→ DEINE ANWEISUNG
Aktualisiere die gesamte Auflistung unten, indem du jedes „roll-left-point“ durch „roll-port-point“ ersetzt. Alles andere bleibt unverändert.

===== DATENAUFLISTUNG

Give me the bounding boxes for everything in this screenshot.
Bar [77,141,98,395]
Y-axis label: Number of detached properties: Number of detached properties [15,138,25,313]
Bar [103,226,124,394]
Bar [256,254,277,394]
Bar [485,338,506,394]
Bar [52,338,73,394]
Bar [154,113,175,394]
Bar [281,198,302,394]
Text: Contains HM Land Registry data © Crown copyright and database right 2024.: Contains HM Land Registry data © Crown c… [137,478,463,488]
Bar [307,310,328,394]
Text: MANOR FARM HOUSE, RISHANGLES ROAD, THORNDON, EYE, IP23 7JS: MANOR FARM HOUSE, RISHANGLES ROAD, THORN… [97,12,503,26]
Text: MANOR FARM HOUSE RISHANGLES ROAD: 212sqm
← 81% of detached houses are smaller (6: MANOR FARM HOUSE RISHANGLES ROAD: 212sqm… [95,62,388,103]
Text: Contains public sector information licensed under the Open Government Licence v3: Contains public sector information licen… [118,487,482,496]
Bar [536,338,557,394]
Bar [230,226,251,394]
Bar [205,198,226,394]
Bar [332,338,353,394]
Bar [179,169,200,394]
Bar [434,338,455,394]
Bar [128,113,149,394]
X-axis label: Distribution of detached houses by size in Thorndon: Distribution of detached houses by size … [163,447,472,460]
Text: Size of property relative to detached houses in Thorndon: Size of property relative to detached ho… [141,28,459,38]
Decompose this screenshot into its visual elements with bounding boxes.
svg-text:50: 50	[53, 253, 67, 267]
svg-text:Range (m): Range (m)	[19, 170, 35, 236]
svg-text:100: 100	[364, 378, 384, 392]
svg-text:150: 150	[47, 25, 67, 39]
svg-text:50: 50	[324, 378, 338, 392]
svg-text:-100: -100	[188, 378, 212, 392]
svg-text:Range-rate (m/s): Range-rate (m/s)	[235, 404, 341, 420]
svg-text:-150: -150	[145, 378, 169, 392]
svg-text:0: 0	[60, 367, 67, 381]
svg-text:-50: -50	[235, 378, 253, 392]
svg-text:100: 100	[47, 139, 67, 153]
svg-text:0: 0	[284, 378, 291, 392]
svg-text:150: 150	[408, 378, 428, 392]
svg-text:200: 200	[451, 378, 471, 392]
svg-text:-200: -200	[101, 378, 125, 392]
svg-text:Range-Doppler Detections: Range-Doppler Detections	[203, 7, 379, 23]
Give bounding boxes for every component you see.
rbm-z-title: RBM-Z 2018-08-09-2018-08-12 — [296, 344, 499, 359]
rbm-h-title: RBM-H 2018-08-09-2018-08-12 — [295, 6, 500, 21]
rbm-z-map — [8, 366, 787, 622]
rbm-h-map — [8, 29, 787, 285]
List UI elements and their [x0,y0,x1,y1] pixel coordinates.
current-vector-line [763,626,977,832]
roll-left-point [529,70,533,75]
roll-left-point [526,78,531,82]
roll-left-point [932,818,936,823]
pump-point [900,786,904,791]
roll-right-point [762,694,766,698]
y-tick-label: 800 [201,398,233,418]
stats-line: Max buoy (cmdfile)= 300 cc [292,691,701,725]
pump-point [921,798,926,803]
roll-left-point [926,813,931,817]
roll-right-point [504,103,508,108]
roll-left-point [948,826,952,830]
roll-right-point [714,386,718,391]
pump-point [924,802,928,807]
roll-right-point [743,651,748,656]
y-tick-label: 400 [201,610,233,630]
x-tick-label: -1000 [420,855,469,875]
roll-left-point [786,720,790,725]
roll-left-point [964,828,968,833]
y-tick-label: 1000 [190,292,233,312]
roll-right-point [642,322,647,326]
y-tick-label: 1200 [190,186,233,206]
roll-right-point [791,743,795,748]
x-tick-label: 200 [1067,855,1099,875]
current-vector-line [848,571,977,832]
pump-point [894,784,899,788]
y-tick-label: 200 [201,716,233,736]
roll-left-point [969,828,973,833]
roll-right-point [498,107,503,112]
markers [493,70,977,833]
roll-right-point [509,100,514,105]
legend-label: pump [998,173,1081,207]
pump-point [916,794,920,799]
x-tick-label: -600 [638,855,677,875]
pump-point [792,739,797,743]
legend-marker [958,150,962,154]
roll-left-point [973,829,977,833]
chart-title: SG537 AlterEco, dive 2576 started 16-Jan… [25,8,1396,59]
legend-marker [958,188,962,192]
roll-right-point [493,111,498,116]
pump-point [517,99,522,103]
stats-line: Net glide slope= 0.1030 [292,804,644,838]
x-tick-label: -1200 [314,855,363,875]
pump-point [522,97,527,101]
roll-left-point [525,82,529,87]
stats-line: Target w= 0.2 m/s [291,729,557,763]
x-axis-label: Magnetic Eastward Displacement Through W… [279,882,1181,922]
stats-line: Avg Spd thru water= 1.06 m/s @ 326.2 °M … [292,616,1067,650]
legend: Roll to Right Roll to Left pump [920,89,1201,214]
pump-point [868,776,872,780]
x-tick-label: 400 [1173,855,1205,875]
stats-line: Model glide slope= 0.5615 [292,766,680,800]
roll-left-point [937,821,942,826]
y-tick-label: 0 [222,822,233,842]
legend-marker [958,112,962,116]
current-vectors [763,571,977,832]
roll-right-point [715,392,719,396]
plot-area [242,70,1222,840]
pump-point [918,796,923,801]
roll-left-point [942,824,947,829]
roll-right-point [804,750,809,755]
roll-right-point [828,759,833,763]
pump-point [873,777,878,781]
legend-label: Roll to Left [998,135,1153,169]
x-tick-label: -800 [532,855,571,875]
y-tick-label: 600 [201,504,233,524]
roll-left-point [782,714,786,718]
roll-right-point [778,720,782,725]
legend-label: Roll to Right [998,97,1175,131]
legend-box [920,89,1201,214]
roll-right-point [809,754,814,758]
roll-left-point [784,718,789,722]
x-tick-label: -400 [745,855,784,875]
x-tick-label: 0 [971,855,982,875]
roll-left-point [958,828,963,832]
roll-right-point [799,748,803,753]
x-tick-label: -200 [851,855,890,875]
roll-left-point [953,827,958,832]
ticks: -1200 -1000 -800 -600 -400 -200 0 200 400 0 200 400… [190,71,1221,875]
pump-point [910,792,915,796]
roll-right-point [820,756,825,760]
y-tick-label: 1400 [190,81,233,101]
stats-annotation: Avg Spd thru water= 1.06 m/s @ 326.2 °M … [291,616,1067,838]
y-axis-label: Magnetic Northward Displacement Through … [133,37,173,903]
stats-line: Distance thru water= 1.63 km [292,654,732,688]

==========

→ VOLLSTÄNDIGE ANTWORT
Give me the bounding boxes for everything in this screenshot.
Bar [77,141,98,395]
Y-axis label: Number of detached properties: Number of detached properties [15,138,25,313]
Bar [103,226,124,394]
Bar [256,254,277,394]
Bar [485,338,506,394]
Bar [52,338,73,394]
Bar [154,113,175,394]
Bar [281,198,302,394]
Text: Contains HM Land Registry data © Crown copyright and database right 2024.: Contains HM Land Registry data © Crown c… [137,478,463,488]
Bar [307,310,328,394]
Text: MANOR FARM HOUSE, RISHANGLES ROAD, THORNDON, EYE, IP23 7JS: MANOR FARM HOUSE, RISHANGLES ROAD, THORN… [97,12,503,26]
Text: MANOR FARM HOUSE RISHANGLES ROAD: 212sqm
← 81% of detached houses are smaller (6: MANOR FARM HOUSE RISHANGLES ROAD: 212sqm… [95,62,388,103]
Text: Contains public sector information licensed under the Open Government Licence v3: Contains public sector information licen… [118,487,482,496]
Bar [536,338,557,394]
Bar [230,226,251,394]
Bar [205,198,226,394]
Bar [332,338,353,394]
Bar [179,169,200,394]
Bar [434,338,455,394]
Bar [128,113,149,394]
X-axis label: Distribution of detached houses by size in Thorndon: Distribution of detached houses by size … [163,447,472,460]
Text: Size of property relative to detached houses in Thorndon: Size of property relative to detached ho… [141,28,459,38]
Decompose this screenshot into its visual elements with bounding boxes.
svg-text:50: 50	[53, 253, 67, 267]
svg-text:Range (m): Range (m)	[19, 170, 35, 236]
svg-text:100: 100	[364, 378, 384, 392]
svg-text:150: 150	[47, 25, 67, 39]
svg-text:50: 50	[324, 378, 338, 392]
svg-text:-100: -100	[188, 378, 212, 392]
svg-text:Range-rate (m/s): Range-rate (m/s)	[235, 404, 341, 420]
svg-text:-150: -150	[145, 378, 169, 392]
svg-text:0: 0	[60, 367, 67, 381]
svg-text:-50: -50	[235, 378, 253, 392]
svg-text:100: 100	[47, 139, 67, 153]
svg-text:0: 0	[284, 378, 291, 392]
svg-text:150: 150	[408, 378, 428, 392]
svg-text:200: 200	[451, 378, 471, 392]
svg-text:-200: -200	[101, 378, 125, 392]
svg-text:Range-Doppler Detections: Range-Doppler Detections	[203, 7, 379, 23]
Give bounding boxes for every component you see.
rbm-z-title: RBM-Z 2018-08-09-2018-08-12 — [296, 344, 499, 359]
rbm-h-title: RBM-H 2018-08-09-2018-08-12 — [295, 6, 500, 21]
rbm-z-map — [8, 366, 787, 622]
rbm-h-map — [8, 29, 787, 285]
List UI elements and their [x0,y0,x1,y1] pixel coordinates.
current-vector-line [763,626,977,832]
roll-port-point [529,70,533,75]
roll-port-point [526,78,531,82]
roll-port-point [932,818,936,823]
pump-point [900,786,904,791]
roll-right-point [762,694,766,698]
y-tick-label: 800 [201,398,233,418]
stats-line: Max buoy (cmdfile)= 300 cc [292,691,701,725]
pump-point [921,798,926,803]
roll-port-point [926,813,931,817]
roll-right-point [504,103,508,108]
roll-port-point [948,826,952,830]
roll-right-point [714,386,718,391]
pump-point [924,802,928,807]
roll-right-point [743,651,748,656]
y-tick-label: 400 [201,610,233,630]
x-tick-label: -1000 [420,855,469,875]
roll-port-point [786,720,790,725]
roll-port-point [964,828,968,833]
y-tick-label: 1000 [190,292,233,312]
roll-right-point [642,322,647,326]
y-tick-label: 1200 [190,186,233,206]
roll-right-point [791,743,795,748]
x-tick-label: 200 [1067,855,1099,875]
current-vector-line [848,571,977,832]
pump-point [894,784,899,788]
y-tick-label: 200 [201,716,233,736]
roll-port-point [969,828,973,833]
roll-right-point [498,107,503,112]
markers [493,70,977,833]
roll-right-point [509,100,514,105]
legend-label: pump [998,173,1081,207]
pump-point [916,794,920,799]
x-tick-label: -600 [638,855,677,875]
pump-point [792,739,797,743]
legend-marker [958,150,962,154]
roll-port-point [973,829,977,833]
chart-title: SG537 AlterEco, dive 2576 started 16-Jan… [25,8,1396,59]
legend-marker [958,188,962,192]
roll-right-point [493,111,498,116]
pump-point [517,99,522,103]
stats-line: Net glide slope= 0.1030 [292,804,644,838]
x-tick-label: -1200 [314,855,363,875]
pump-point [522,97,527,101]
roll-port-point [525,82,529,87]
stats-line: Target w= 0.2 m/s [291,729,557,763]
x-axis-label: Magnetic Eastward Displacement Through W… [279,882,1181,922]
stats-line: Avg Spd thru water= 1.06 m/s @ 326.2 °M … [292,616,1067,650]
legend: Roll to Right Roll to Left pump [920,89,1201,214]
pump-point [868,776,872,780]
x-tick-label: 400 [1173,855,1205,875]
stats-line: Model glide slope= 0.5615 [292,766,680,800]
roll-port-point [937,821,942,826]
y-tick-label: 0 [222,822,233,842]
legend-marker [958,112,962,116]
current-vectors [763,571,977,832]
roll-right-point [715,392,719,396]
plot-area [242,70,1222,840]
pump-point [918,796,923,801]
roll-port-point [942,824,947,829]
roll-right-point [804,750,809,755]
roll-right-point [828,759,833,763]
pump-point [873,777,878,781]
legend-label: Roll to Left [998,135,1153,169]
x-tick-label: -800 [532,855,571,875]
y-tick-label: 600 [201,504,233,524]
roll-port-point [782,714,786,718]
roll-right-point [778,720,782,725]
legend-label: Roll to Right [998,97,1175,131]
legend-box [920,89,1201,214]
roll-right-point [809,754,814,758]
roll-port-point [784,718,789,722]
x-tick-label: -400 [745,855,784,875]
x-tick-label: 0 [971,855,982,875]
roll-port-point [958,828,963,832]
roll-right-point [799,748,803,753]
x-tick-label: -200 [851,855,890,875]
roll-port-point [953,827,958,832]
ticks: -1200 -1000 -800 -600 -400 -200 0 200 400 0 200 400… [190,71,1221,875]
pump-point [910,792,915,796]
roll-right-point [820,756,825,760]
y-tick-label: 1400 [190,81,233,101]
stats-annotation: Avg Spd thru water= 1.06 m/s @ 326.2 °M … [291,616,1067,838]
y-axis-label: Magnetic Northward Displacement Through … [133,37,173,903]
stats-line: Distance thru water= 1.63 km [292,654,732,688]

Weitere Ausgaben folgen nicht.